DATASET RECORDS start
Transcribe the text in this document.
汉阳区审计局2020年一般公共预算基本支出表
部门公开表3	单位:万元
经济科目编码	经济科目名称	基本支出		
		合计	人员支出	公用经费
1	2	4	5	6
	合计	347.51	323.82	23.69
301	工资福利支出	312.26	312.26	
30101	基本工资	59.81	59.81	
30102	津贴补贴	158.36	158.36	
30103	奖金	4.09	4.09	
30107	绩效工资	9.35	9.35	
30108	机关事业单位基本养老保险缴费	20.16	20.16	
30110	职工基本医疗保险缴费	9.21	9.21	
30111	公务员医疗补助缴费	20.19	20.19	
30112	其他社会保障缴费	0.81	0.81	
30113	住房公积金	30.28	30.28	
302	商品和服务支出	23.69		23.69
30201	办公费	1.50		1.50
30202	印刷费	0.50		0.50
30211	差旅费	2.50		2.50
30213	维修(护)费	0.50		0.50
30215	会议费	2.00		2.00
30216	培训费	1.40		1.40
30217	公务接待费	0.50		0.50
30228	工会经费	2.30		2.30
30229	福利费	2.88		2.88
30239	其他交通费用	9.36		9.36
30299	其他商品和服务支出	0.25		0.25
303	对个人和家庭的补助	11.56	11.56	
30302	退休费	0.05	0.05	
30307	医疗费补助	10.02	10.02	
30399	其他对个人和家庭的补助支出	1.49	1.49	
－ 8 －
DATASET RECORDS end
DATASET RECORDS start
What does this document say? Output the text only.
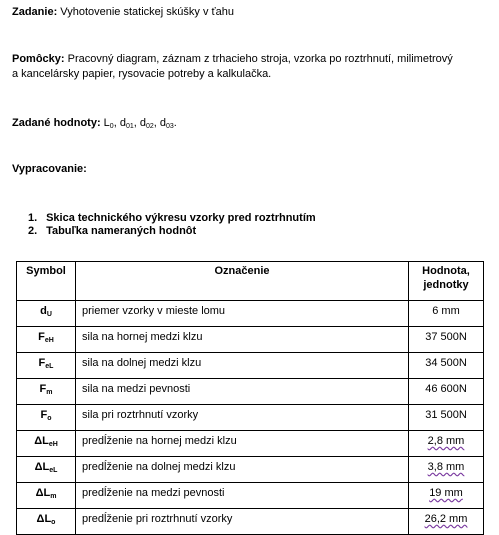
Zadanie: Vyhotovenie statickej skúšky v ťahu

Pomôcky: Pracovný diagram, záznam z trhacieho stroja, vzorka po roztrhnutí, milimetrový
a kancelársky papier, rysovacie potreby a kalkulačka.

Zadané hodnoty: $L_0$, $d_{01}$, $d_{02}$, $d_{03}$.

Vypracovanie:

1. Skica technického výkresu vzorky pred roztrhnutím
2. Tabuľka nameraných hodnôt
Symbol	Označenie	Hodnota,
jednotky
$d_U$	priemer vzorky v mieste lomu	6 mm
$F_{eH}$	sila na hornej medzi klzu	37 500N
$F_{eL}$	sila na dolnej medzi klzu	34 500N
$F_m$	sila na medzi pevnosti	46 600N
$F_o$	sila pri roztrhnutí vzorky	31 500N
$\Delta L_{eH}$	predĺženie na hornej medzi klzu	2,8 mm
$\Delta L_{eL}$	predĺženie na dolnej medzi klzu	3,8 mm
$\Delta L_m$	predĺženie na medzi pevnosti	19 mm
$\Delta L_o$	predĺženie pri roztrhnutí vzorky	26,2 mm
DATASET RECORDS end
EXERCISE REQUIREMENTS: Working from the listing above, pick out every line that has "pevnosti" and copy it.

RESPONSE TO THIS EXERCISE:
$F_m$	sila na medzi pevnosti	46 600N
$\Delta L_m$	predĺženie na medzi pevnosti	19 mm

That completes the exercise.